* **WRITTEN INSTRUCTION**
Write out each line from the data below that includes the word "veuillez".

═════ DATA TO PROCESS

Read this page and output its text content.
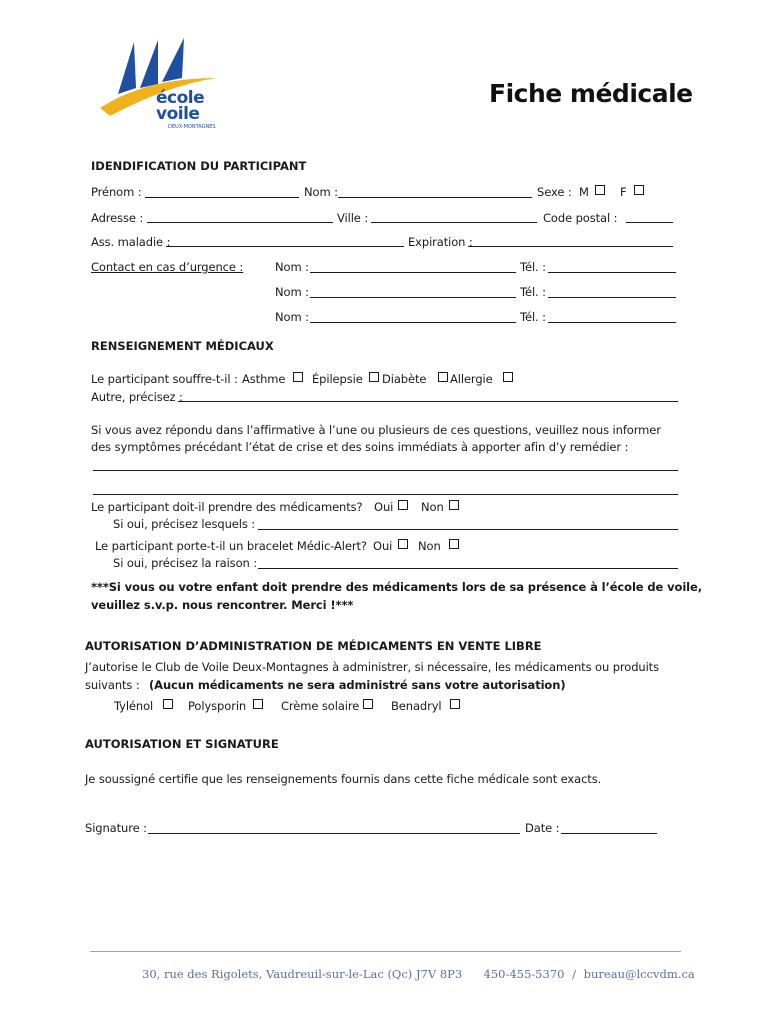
école
voile
DEUX-MONTAGNES
Fiche médicale
IDENDIFICATION DU PARTICIPANT
Prénom :	Nom :	Sexe : M	F
Adresse :	Ville :	Code postal :
Ass. maladie :	Expiration :
Contact en cas d’urgence :	Nom :	Tél. :
Nom :	Tél. :
Nom :	Tél. :
RENSEIGNEMENT MÉDICAUX
Le participant souffre-t-il : Asthme Épilepsie Diabète Allergie
Autre, précisez :
Si vous avez répondu dans l’affirmative à l’une ou plusieurs de ces questions, veuillez nous informer
des symptômes précédant l’état de crise et des soins immédiats à apporter afin d’y remédier :
Le participant doit-il prendre des médicaments? Oui Non
Si oui, précisez lesquels :
Le participant porte-t-il un bracelet Médic-Alert? Oui Non
Si oui, précisez la raison :
***Si vous ou votre enfant doit prendre des médicaments lors de sa présence à l’école de voile,
veuillez s.v.p. nous rencontrer. Merci !***
AUTORISATION D’ADMINISTRATION DE MÉDICAMENTS EN VENTE LIBRE
J’autorise le Club de Voile Deux-Montagnes à administrer, si nécessaire, les médicaments ou produits
suivants : (Aucun médicaments ne sera administré sans votre autorisation)
Tylénol	Polysporin	Crème solaire	Benadryl
AUTORISATION ET SIGNATURE
Je soussigné certifie que les renseignements fournis dans cette fiche médicale sont exacts.
Signature :	Date :
30, rue des Rigolets, Vaudreuil-sur-le-Lac (Qc) J7V 8P3 450-455-5370 / bureau@lccvdm.ca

══════════

* **TASK RESPONSE**
Si vous avez répondu dans l’affirmative à l’une ou plusieurs de ces questions, veuillez nous informer
veuillez s.v.p. nous rencontrer. Merci !***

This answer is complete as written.